Required task:
Answer with one number: the count of lines in this material that hold the word "text".

Listing:
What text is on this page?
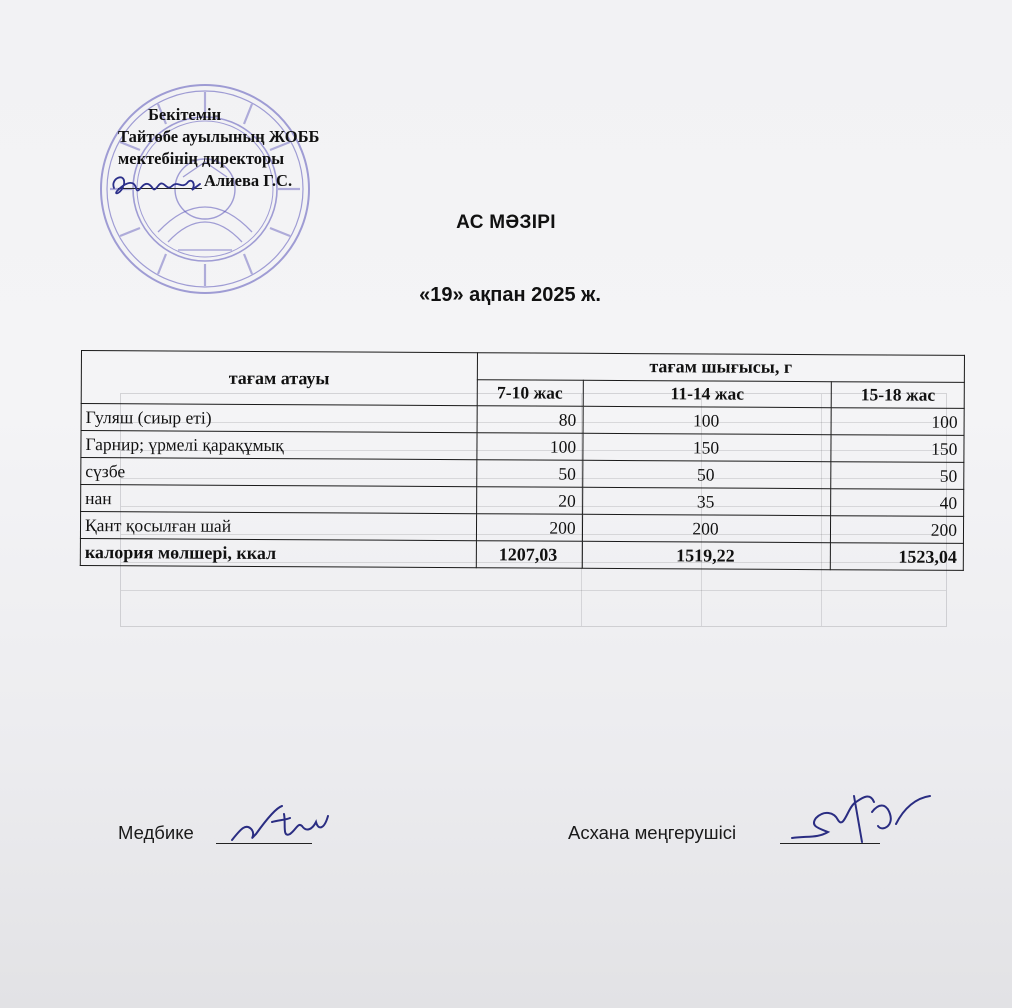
Бекітемін
Тайтөбе ауылының ЖОББ
мектебінің директоры
Алиева Г.С.
АС МӘЗІРІ
«19» ақпан 2025 ж.
тағам атауы	тағам шығысы, г		
	7-10 жас	11-14 жас	15-18 жас
Гуляш (сиыр еті)	80	100	100
Гарнир; үрмелі қарақұмық	100	150	150
сүзбе	50	50	50
нан	20	35	40
Қант қосылған шай	200	200	200
калория мөлшері, ккал	1207,03	1519,22	1523,04
Медбике	Асхана меңгерушісі
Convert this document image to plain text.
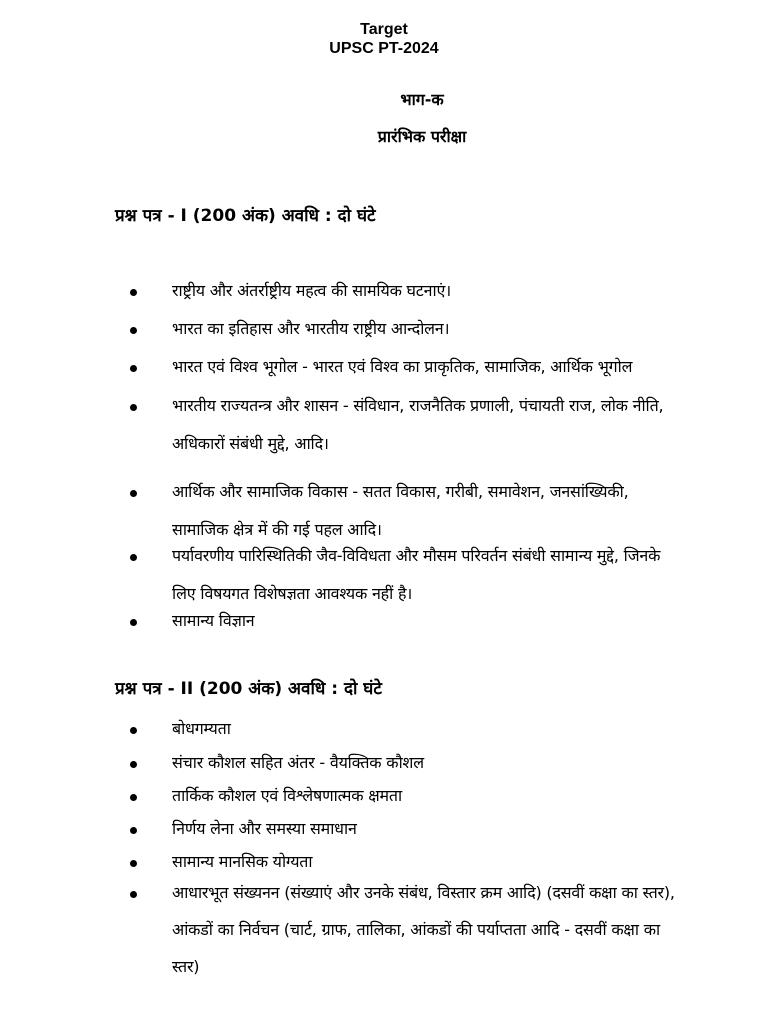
Target
UPSC PT-2024
भाग-क
प्रारंभिक परीक्षा
प्रश्न पत्र - I (200 अंक) अवधि : दो घंटे
राष्ट्रीय और अंतर्राष्ट्रीय महत्व की सामयिक घटनाएं।
भारत का इतिहास और भारतीय राष्ट्रीय आन्दोलन।
भारत एवं विश्व भूगोल - भारत एवं विश्व का प्राकृतिक, सामाजिक, आर्थिक भूगोल
भारतीय राज्यतन्त्र और शासन - संविधान, राजनैतिक प्रणाली, पंचायती राज, लोक नीति,
अधिकारों संबंधी मुद्दे, आदि।
आर्थिक और सामाजिक विकास - सतत विकास, गरीबी, समावेशन, जनसांख्यिकी,
सामाजिक क्षेत्र में की गई पहल आदि।
पर्यावरणीय पारिस्थितिकी जैव-विविधता और मौसम परिवर्तन संबंधी सामान्य मुद्दे, जिनके
लिए विषयगत विशेषज्ञता आवश्यक नहीं है।
सामान्य विज्ञान
प्रश्न पत्र - II (200 अंक) अवधि : दो घंटे
बोधगम्यता
संचार कौशल सहित अंतर - वैयक्तिक कौशल
तार्किक कौशल एवं विश्लेषणात्मक क्षमता
निर्णय लेना और समस्या समाधान
सामान्य मानसिक योग्यता
आधारभूत संख्यनन (संख्याएं और उनके संबंध, विस्तार क्रम आदि) (दसवीं कक्षा का स्तर),
आंकडों का निर्वचन (चार्ट, ग्राफ, तालिका, आंकडों की पर्याप्तता आदि - दसवीं कक्षा का
स्तर)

Completed task:
2